=== The exercise ===
Write the records below out again exactly as given, with no images.

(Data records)
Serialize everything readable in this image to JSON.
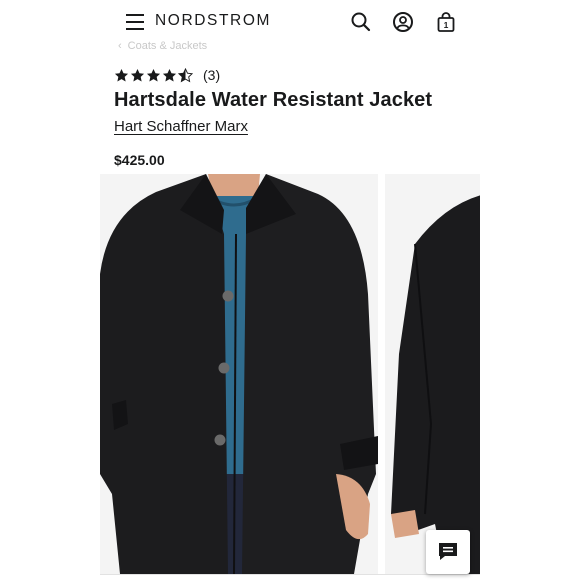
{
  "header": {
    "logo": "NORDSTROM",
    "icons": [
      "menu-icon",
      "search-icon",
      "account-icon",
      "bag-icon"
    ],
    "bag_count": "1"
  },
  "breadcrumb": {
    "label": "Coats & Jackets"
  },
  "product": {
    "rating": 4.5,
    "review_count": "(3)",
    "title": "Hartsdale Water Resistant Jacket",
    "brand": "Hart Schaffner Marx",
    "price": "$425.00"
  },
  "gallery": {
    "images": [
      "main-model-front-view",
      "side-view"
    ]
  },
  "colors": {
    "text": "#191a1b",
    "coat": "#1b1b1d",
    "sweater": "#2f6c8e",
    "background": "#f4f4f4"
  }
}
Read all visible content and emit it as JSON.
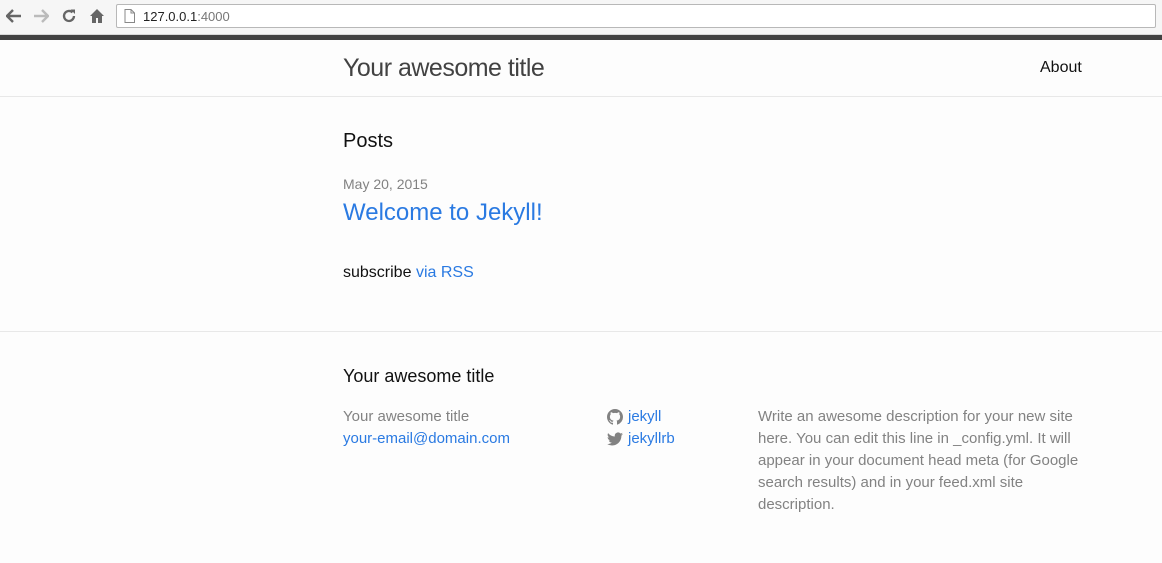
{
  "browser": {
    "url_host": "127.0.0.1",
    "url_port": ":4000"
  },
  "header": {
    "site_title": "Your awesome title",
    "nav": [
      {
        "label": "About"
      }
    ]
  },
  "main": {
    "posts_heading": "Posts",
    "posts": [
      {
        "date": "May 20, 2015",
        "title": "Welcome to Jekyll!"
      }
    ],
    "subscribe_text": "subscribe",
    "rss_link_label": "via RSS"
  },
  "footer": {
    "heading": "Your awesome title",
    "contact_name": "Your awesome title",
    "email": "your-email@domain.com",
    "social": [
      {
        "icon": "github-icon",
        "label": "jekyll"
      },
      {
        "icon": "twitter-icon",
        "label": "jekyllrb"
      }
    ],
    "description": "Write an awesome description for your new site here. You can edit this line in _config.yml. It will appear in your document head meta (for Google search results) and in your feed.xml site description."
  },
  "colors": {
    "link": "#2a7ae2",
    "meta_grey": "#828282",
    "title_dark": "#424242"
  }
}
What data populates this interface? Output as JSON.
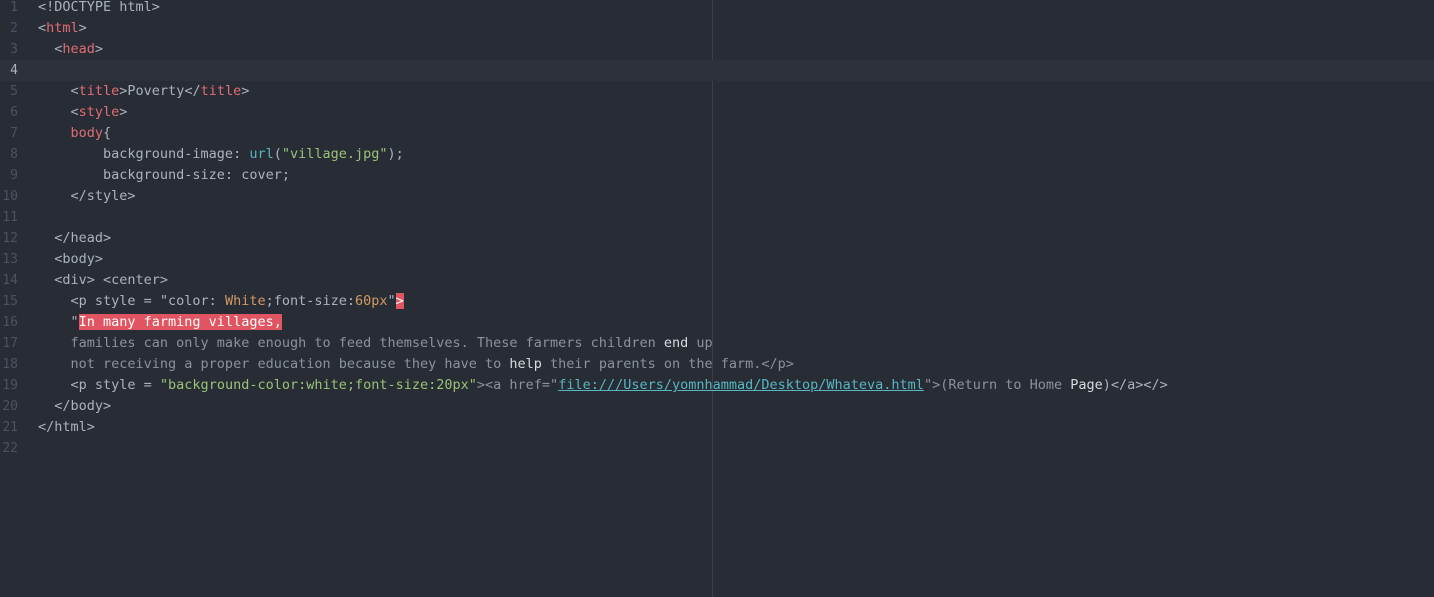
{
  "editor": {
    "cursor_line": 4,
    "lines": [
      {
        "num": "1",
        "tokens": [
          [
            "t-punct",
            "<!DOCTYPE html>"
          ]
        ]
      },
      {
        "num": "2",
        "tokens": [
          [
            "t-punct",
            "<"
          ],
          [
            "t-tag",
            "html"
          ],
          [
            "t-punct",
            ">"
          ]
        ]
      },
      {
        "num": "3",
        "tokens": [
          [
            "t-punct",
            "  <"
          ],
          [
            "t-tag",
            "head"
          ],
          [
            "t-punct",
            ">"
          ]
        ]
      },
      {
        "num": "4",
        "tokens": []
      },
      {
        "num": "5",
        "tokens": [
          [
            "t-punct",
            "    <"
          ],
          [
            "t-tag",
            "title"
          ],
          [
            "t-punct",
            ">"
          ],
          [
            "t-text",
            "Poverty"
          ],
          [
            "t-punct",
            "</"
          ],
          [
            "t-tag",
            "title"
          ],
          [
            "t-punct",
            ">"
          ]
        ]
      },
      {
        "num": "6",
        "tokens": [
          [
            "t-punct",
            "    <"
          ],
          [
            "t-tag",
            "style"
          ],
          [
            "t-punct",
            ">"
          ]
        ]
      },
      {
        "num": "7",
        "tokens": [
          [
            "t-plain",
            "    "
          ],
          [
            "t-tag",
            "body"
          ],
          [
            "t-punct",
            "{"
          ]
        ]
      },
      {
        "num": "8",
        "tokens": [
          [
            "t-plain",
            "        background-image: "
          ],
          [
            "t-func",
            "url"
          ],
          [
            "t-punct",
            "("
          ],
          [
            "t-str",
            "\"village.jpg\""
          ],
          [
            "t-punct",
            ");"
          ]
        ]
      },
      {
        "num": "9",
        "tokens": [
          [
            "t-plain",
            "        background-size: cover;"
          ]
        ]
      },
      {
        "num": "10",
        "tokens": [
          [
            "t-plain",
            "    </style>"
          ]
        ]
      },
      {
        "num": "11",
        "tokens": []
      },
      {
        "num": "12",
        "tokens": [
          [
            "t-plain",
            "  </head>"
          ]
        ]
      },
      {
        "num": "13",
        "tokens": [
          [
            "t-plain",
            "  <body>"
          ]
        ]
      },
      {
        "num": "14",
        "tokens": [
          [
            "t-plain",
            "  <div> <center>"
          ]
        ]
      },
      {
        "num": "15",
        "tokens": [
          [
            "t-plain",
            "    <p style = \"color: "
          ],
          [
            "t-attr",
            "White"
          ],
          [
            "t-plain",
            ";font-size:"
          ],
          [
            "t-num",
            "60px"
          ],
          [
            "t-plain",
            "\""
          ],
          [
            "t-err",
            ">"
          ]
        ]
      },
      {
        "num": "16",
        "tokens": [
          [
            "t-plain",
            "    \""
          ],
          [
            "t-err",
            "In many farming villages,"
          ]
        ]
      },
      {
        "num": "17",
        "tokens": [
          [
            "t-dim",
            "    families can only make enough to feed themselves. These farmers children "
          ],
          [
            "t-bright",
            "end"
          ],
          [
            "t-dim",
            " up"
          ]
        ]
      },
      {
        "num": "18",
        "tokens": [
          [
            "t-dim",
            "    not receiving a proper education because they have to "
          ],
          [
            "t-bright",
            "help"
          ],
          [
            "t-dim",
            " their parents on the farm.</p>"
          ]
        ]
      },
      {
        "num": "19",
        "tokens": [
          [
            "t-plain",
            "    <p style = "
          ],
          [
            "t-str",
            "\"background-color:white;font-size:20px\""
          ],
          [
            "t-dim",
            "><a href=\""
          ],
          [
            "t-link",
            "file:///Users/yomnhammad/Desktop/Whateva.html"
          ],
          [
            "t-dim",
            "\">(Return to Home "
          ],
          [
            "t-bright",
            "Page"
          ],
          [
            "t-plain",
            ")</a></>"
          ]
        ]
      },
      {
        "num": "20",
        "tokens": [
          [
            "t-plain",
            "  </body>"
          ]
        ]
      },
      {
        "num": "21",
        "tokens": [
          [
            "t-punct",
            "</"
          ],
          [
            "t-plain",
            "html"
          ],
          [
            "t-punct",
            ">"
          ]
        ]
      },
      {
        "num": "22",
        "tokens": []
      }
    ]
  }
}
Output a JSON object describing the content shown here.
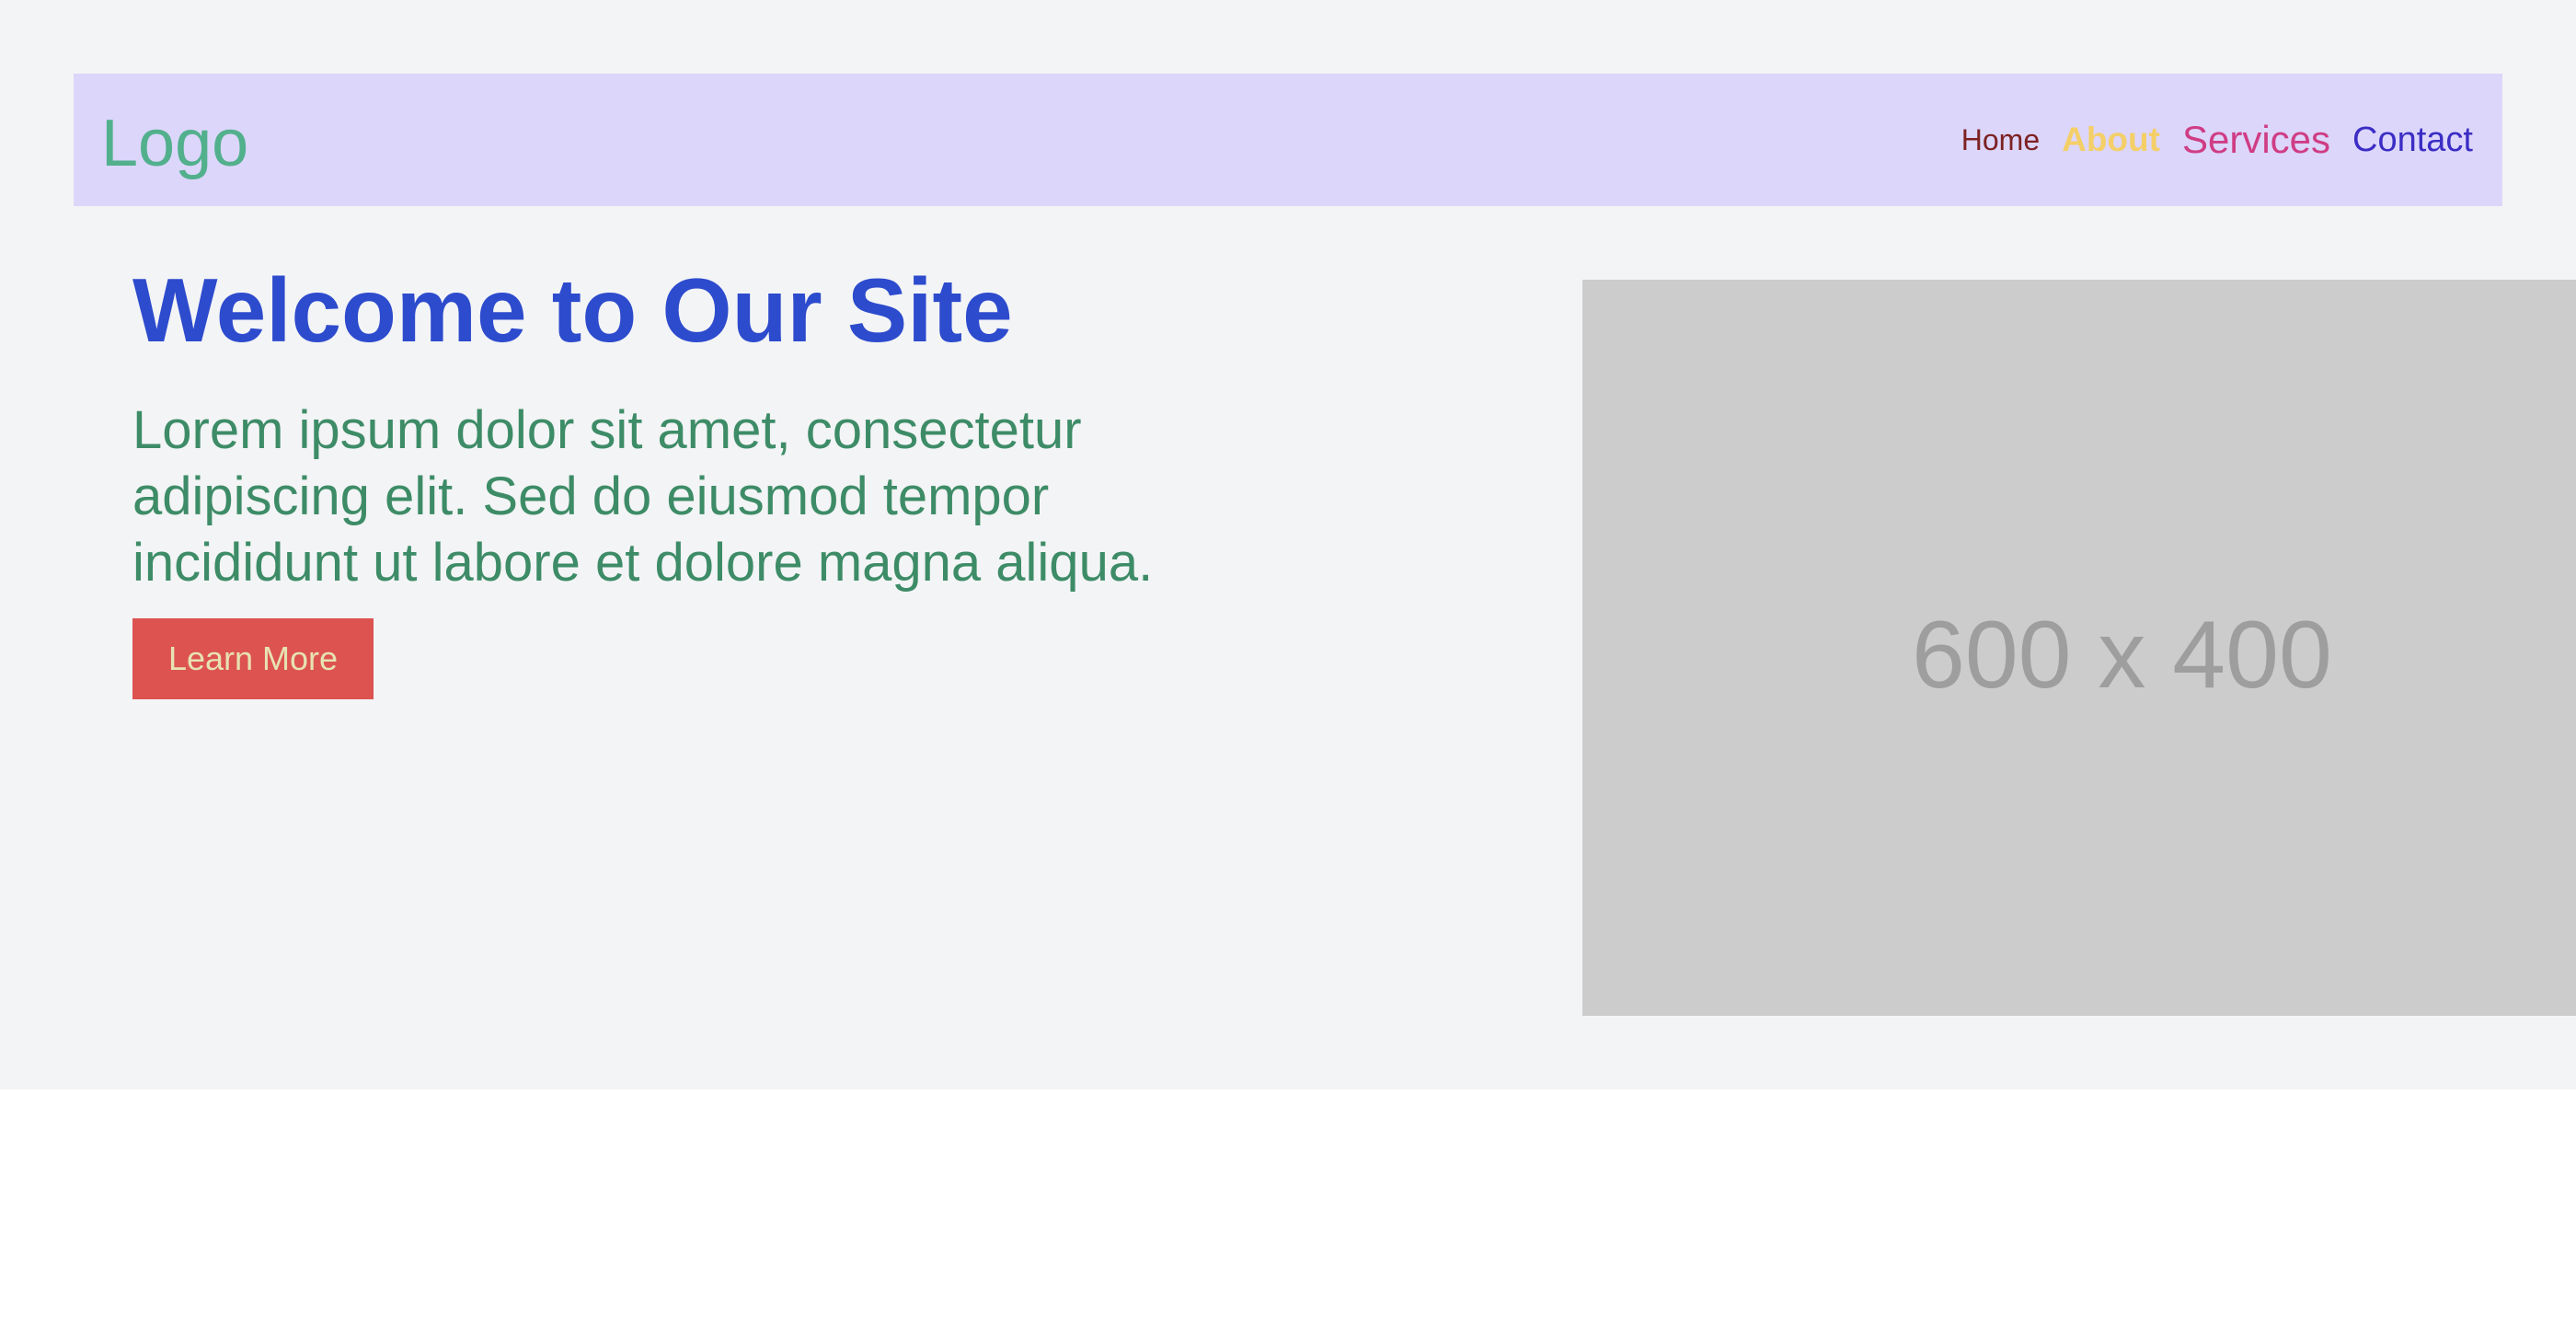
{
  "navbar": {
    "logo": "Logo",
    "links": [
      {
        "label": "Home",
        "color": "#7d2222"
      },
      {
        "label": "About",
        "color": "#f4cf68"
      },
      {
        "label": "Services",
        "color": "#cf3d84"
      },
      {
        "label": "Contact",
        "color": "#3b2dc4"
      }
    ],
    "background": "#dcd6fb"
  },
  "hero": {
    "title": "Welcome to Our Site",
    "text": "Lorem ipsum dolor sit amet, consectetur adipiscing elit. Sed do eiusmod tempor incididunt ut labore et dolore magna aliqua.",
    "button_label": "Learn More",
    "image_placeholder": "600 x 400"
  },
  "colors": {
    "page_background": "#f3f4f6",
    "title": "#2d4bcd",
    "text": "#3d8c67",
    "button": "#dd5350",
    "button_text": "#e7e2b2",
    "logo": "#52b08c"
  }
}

=== Exercise solution ===
Serialize everything readable in this image to JSON.
{
  "header": {
    "logo": "NORDSTROM",
    "icons": [
      "menu-icon",
      "search-icon",
      "account-icon",
      "bag-icon"
    ],
    "bag_count": "1"
  },
  "breadcrumb": {
    "label": "Coats & Jackets"
  },
  "product": {
    "rating": 4.5,
    "review_count": "(3)",
    "title": "Hartsdale Water Resistant Jacket",
    "brand": "Hart Schaffner Marx",
    "price": "$425.00"
  },
  "gallery": {
    "images": [
      "main-model-front-view",
      "side-view"
    ]
  },
  "colors": {
    "text": "#191a1b",
    "coat": "#1b1b1d",
    "sweater": "#2f6c8e",
    "background": "#f4f4f4"
  }
}
Read all visible content and emit it as JSON.
{
  "browser": {
    "url_host": "127.0.0.1",
    "url_port": ":4000"
  },
  "header": {
    "site_title": "Your awesome title",
    "nav": [
      {
        "label": "About"
      }
    ]
  },
  "main": {
    "posts_heading": "Posts",
    "posts": [
      {
        "date": "May 20, 2015",
        "title": "Welcome to Jekyll!"
      }
    ],
    "subscribe_text": "subscribe",
    "rss_link_label": "via RSS"
  },
  "footer": {
    "heading": "Your awesome title",
    "contact_name": "Your awesome title",
    "email": "your-email@domain.com",
    "social": [
      {
        "icon": "github-icon",
        "label": "jekyll"
      },
      {
        "icon": "twitter-icon",
        "label": "jekyllrb"
      }
    ],
    "description": "Write an awesome description for your new site here. You can edit this line in _config.yml. It will appear in your document head meta (for Google search results) and in your feed.xml site description."
  },
  "colors": {
    "link": "#2a7ae2",
    "meta_grey": "#828282",
    "title_dark": "#424242"
  }
}
What data populates this interface? Output as JSON.
{
  "editor": {
    "cursor_line": 4,
    "lines": [
      {
        "num": "1",
        "tokens": [
          [
            "t-punct",
            "<!DOCTYPE html>"
          ]
        ]
      },
      {
        "num": "2",
        "tokens": [
          [
            "t-punct",
            "<"
          ],
          [
            "t-tag",
            "html"
          ],
          [
            "t-punct",
            ">"
          ]
        ]
      },
      {
        "num": "3",
        "tokens": [
          [
            "t-punct",
            "  <"
          ],
          [
            "t-tag",
            "head"
          ],
          [
            "t-punct",
            ">"
          ]
        ]
      },
      {
        "num": "4",
        "tokens": []
      },
      {
        "num": "5",
        "tokens": [
          [
            "t-punct",
            "    <"
          ],
          [
            "t-tag",
            "title"
          ],
          [
            "t-punct",
            ">"
          ],
          [
            "t-text",
            "Poverty"
          ],
          [
            "t-punct",
            "</"
          ],
          [
            "t-tag",
            "title"
          ],
          [
            "t-punct",
            ">"
          ]
        ]
      },
      {
        "num": "6",
        "tokens": [
          [
            "t-punct",
            "    <"
          ],
          [
            "t-tag",
            "style"
          ],
          [
            "t-punct",
            ">"
          ]
        ]
      },
      {
        "num": "7",
        "tokens": [
          [
            "t-plain",
            "    "
          ],
          [
            "t-tag",
            "body"
          ],
          [
            "t-punct",
            "{"
          ]
        ]
      },
      {
        "num": "8",
        "tokens": [
          [
            "t-plain",
            "        background-image: "
          ],
          [
            "t-func",
            "url"
          ],
          [
            "t-punct",
            "("
          ],
          [
            "t-str",
            "\"village.jpg\""
          ],
          [
            "t-punct",
            ");"
          ]
        ]
      },
      {
        "num": "9",
        "tokens": [
          [
            "t-plain",
            "        background-size: cover;"
          ]
        ]
      },
      {
        "num": "10",
        "tokens": [
          [
            "t-plain",
            "    </style>"
          ]
        ]
      },
      {
        "num": "11",
        "tokens": []
      },
      {
        "num": "12",
        "tokens": [
          [
            "t-plain",
            "  </head>"
          ]
        ]
      },
      {
        "num": "13",
        "tokens": [
          [
            "t-plain",
            "  <body>"
          ]
        ]
      },
      {
        "num": "14",
        "tokens": [
          [
            "t-plain",
            "  <div> <center>"
          ]
        ]
      },
      {
        "num": "15",
        "tokens": [
          [
            "t-plain",
            "    <p style = \"color: "
          ],
          [
            "t-attr",
            "White"
          ],
          [
            "t-plain",
            ";font-size:"
          ],
          [
            "t-num",
            "60px"
          ],
          [
            "t-plain",
            "\""
          ],
          [
            "t-err",
            ">"
          ]
        ]
      },
      {
        "num": "16",
        "tokens": [
          [
            "t-plain",
            "    \""
          ],
          [
            "t-err",
            "In many farming villages,"
          ]
        ]
      },
      {
        "num": "17",
        "tokens": [
          [
            "t-dim",
            "    families can only make enough to feed themselves. These farmers children "
          ],
          [
            "t-bright",
            "end"
          ],
          [
            "t-dim",
            " up"
          ]
        ]
      },
      {
        "num": "18",
        "tokens": [
          [
            "t-dim",
            "    not receiving a proper education because they have to "
          ],
          [
            "t-bright",
            "help"
          ],
          [
            "t-dim",
            " their parents on the farm.</p>"
          ]
        ]
      },
      {
        "num": "19",
        "tokens": [
          [
            "t-plain",
            "    <p style = "
          ],
          [
            "t-str",
            "\"background-color:white;font-size:20px\""
          ],
          [
            "t-dim",
            "><a href=\""
          ],
          [
            "t-link",
            "file:///Users/yomnhammad/Desktop/Whateva.html"
          ],
          [
            "t-dim",
            "\">(Return to Home "
          ],
          [
            "t-bright",
            "Page"
          ],
          [
            "t-plain",
            ")</a></>"
          ]
        ]
      },
      {
        "num": "20",
        "tokens": [
          [
            "t-plain",
            "  </body>"
          ]
        ]
      },
      {
        "num": "21",
        "tokens": [
          [
            "t-punct",
            "</"
          ],
          [
            "t-plain",
            "html"
          ],
          [
            "t-punct",
            ">"
          ]
        ]
      },
      {
        "num": "22",
        "tokens": []
      }
    ]
  }
}
Output a JSON object describing the content shown here.
{
  "navbar": {
    "logo": "Logo",
    "links": [
      {
        "label": "Home",
        "color": "#7d2222"
      },
      {
        "label": "About",
        "color": "#f4cf68"
      },
      {
        "label": "Services",
        "color": "#cf3d84"
      },
      {
        "label": "Contact",
        "color": "#3b2dc4"
      }
    ],
    "background": "#dcd6fb"
  },
  "hero": {
    "title": "Welcome to Our Site",
    "text": "Lorem ipsum dolor sit amet, consectetur adipiscing elit. Sed do eiusmod tempor incididunt ut labore et dolore magna aliqua.",
    "button_label": "Learn More",
    "image_placeholder": "600 x 400"
  },
  "colors": {
    "page_background": "#f3f4f6",
    "title": "#2d4bcd",
    "text": "#3d8c67",
    "button": "#dd5350",
    "button_text": "#e7e2b2",
    "logo": "#52b08c"
  }
}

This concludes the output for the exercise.